CHALLENGE:
Copy everything in the data below exactly except the pictures.

»»

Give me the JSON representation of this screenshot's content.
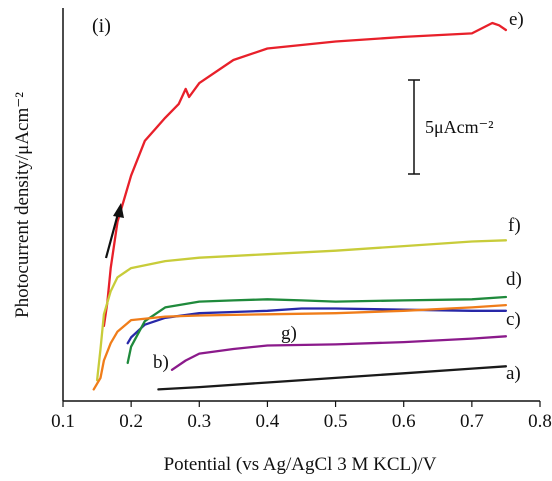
{
  "panel_label": "(i)",
  "scale_bar_label": "5μAcm⁻²",
  "chart_data": {
    "type": "line",
    "xlabel": "Potential (vs Ag/AgCl 3 M KCL)/V",
    "ylabel": "Photocurrent density/μAcm⁻²",
    "xlim": [
      0.1,
      0.8
    ],
    "xticks": [
      0.1,
      0.2,
      0.3,
      0.4,
      0.5,
      0.6,
      0.7,
      0.8
    ],
    "xtick_labels": [
      "0.1",
      "0.2",
      "0.3",
      "0.4",
      "0.5",
      "0.6",
      "0.7",
      "0.8"
    ],
    "y_tick_labels_shown": false,
    "scale_bar_value": 5,
    "scale_bar_unit": "μAcm⁻²",
    "arrow_annotation": "increasing photocurrent direction",
    "series": [
      {
        "name": "a)",
        "color": "#1a1a1a",
        "x": [
          0.24,
          0.3,
          0.4,
          0.5,
          0.6,
          0.7,
          0.75
        ],
        "y": [
          -0.5,
          -0.3,
          0.1,
          0.5,
          0.9,
          1.3,
          1.5
        ]
      },
      {
        "name": "b)",
        "color": "#8b1a8b",
        "x": [
          0.26,
          0.28,
          0.3,
          0.35,
          0.4,
          0.5,
          0.6,
          0.7,
          0.75
        ],
        "y": [
          1.2,
          2.0,
          2.6,
          3.0,
          3.3,
          3.4,
          3.6,
          3.9,
          4.1
        ]
      },
      {
        "name": "c)",
        "color": "#2828a8",
        "x": [
          0.195,
          0.2,
          0.22,
          0.25,
          0.3,
          0.35,
          0.4,
          0.45,
          0.5,
          0.6,
          0.7,
          0.75
        ],
        "y": [
          3.5,
          4.0,
          5.1,
          5.7,
          6.1,
          6.2,
          6.3,
          6.5,
          6.5,
          6.4,
          6.3,
          6.3
        ]
      },
      {
        "name": "d)",
        "color": "#1f8a3c",
        "x": [
          0.195,
          0.2,
          0.22,
          0.25,
          0.3,
          0.35,
          0.4,
          0.45,
          0.5,
          0.6,
          0.7,
          0.75
        ],
        "y": [
          1.8,
          3.2,
          5.4,
          6.6,
          7.1,
          7.2,
          7.3,
          7.2,
          7.1,
          7.2,
          7.3,
          7.5
        ]
      },
      {
        "name": "e)",
        "color": "#e8202a",
        "x": [
          0.16,
          0.165,
          0.17,
          0.18,
          0.2,
          0.22,
          0.25,
          0.27,
          0.28,
          0.285,
          0.3,
          0.35,
          0.4,
          0.45,
          0.5,
          0.6,
          0.7,
          0.73,
          0.74,
          0.75
        ],
        "y": [
          5.0,
          7.0,
          10.0,
          14.0,
          18.0,
          21.0,
          23.0,
          24.2,
          25.5,
          24.8,
          26.0,
          28.0,
          29.0,
          29.3,
          29.6,
          30.0,
          30.3,
          31.2,
          31.0,
          30.6
        ]
      },
      {
        "name": "f)",
        "color": "#c8cc3a",
        "x": [
          0.15,
          0.155,
          0.16,
          0.17,
          0.18,
          0.2,
          0.25,
          0.3,
          0.4,
          0.5,
          0.6,
          0.7,
          0.75
        ],
        "y": [
          0.3,
          3.0,
          6.0,
          8.0,
          9.2,
          10.0,
          10.6,
          10.9,
          11.2,
          11.5,
          11.9,
          12.3,
          12.4
        ]
      },
      {
        "name": "g)",
        "color": "#f07d1a",
        "x": [
          0.145,
          0.155,
          0.16,
          0.17,
          0.18,
          0.2,
          0.25,
          0.3,
          0.4,
          0.5,
          0.6,
          0.7,
          0.75
        ],
        "y": [
          -0.5,
          0.5,
          2.0,
          3.5,
          4.5,
          5.5,
          5.8,
          5.9,
          6.0,
          6.1,
          6.3,
          6.6,
          6.8
        ]
      }
    ]
  }
}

««

ANSWER TO THE EXERCISE:
Give me the JSON representation of this screenshot's content.
{
  "panel_label": "(i)",
  "scale_bar_label": "5μAcm⁻²",
  "chart_data": {
    "type": "line",
    "xlabel": "Potential (vs Ag/AgCl 3 M KCL)/V",
    "ylabel": "Photocurrent density/μAcm⁻²",
    "xlim": [
      0.1,
      0.8
    ],
    "xticks": [
      0.1,
      0.2,
      0.3,
      0.4,
      0.5,
      0.6,
      0.7,
      0.8
    ],
    "xtick_labels": [
      "0.1",
      "0.2",
      "0.3",
      "0.4",
      "0.5",
      "0.6",
      "0.7",
      "0.8"
    ],
    "y_tick_labels_shown": false,
    "scale_bar_value": 5,
    "scale_bar_unit": "μAcm⁻²",
    "arrow_annotation": "increasing photocurrent direction",
    "series": [
      {
        "name": "a)",
        "color": "#1a1a1a",
        "x": [
          0.24,
          0.3,
          0.4,
          0.5,
          0.6,
          0.7,
          0.75
        ],
        "y": [
          -0.5,
          -0.3,
          0.1,
          0.5,
          0.9,
          1.3,
          1.5
        ]
      },
      {
        "name": "b)",
        "color": "#8b1a8b",
        "x": [
          0.26,
          0.28,
          0.3,
          0.35,
          0.4,
          0.5,
          0.6,
          0.7,
          0.75
        ],
        "y": [
          1.2,
          2.0,
          2.6,
          3.0,
          3.3,
          3.4,
          3.6,
          3.9,
          4.1
        ]
      },
      {
        "name": "c)",
        "color": "#2828a8",
        "x": [
          0.195,
          0.2,
          0.22,
          0.25,
          0.3,
          0.35,
          0.4,
          0.45,
          0.5,
          0.6,
          0.7,
          0.75
        ],
        "y": [
          3.5,
          4.0,
          5.1,
          5.7,
          6.1,
          6.2,
          6.3,
          6.5,
          6.5,
          6.4,
          6.3,
          6.3
        ]
      },
      {
        "name": "d)",
        "color": "#1f8a3c",
        "x": [
          0.195,
          0.2,
          0.22,
          0.25,
          0.3,
          0.35,
          0.4,
          0.45,
          0.5,
          0.6,
          0.7,
          0.75
        ],
        "y": [
          1.8,
          3.2,
          5.4,
          6.6,
          7.1,
          7.2,
          7.3,
          7.2,
          7.1,
          7.2,
          7.3,
          7.5
        ]
      },
      {
        "name": "e)",
        "color": "#e8202a",
        "x": [
          0.16,
          0.165,
          0.17,
          0.18,
          0.2,
          0.22,
          0.25,
          0.27,
          0.28,
          0.285,
          0.3,
          0.35,
          0.4,
          0.45,
          0.5,
          0.6,
          0.7,
          0.73,
          0.74,
          0.75
        ],
        "y": [
          5.0,
          7.0,
          10.0,
          14.0,
          18.0,
          21.0,
          23.0,
          24.2,
          25.5,
          24.8,
          26.0,
          28.0,
          29.0,
          29.3,
          29.6,
          30.0,
          30.3,
          31.2,
          31.0,
          30.6
        ]
      },
      {
        "name": "f)",
        "color": "#c8cc3a",
        "x": [
          0.15,
          0.155,
          0.16,
          0.17,
          0.18,
          0.2,
          0.25,
          0.3,
          0.4,
          0.5,
          0.6,
          0.7,
          0.75
        ],
        "y": [
          0.3,
          3.0,
          6.0,
          8.0,
          9.2,
          10.0,
          10.6,
          10.9,
          11.2,
          11.5,
          11.9,
          12.3,
          12.4
        ]
      },
      {
        "name": "g)",
        "color": "#f07d1a",
        "x": [
          0.145,
          0.155,
          0.16,
          0.17,
          0.18,
          0.2,
          0.25,
          0.3,
          0.4,
          0.5,
          0.6,
          0.7,
          0.75
        ],
        "y": [
          -0.5,
          0.5,
          2.0,
          3.5,
          4.5,
          5.5,
          5.8,
          5.9,
          6.0,
          6.1,
          6.3,
          6.6,
          6.8
        ]
      }
    ]
  }
}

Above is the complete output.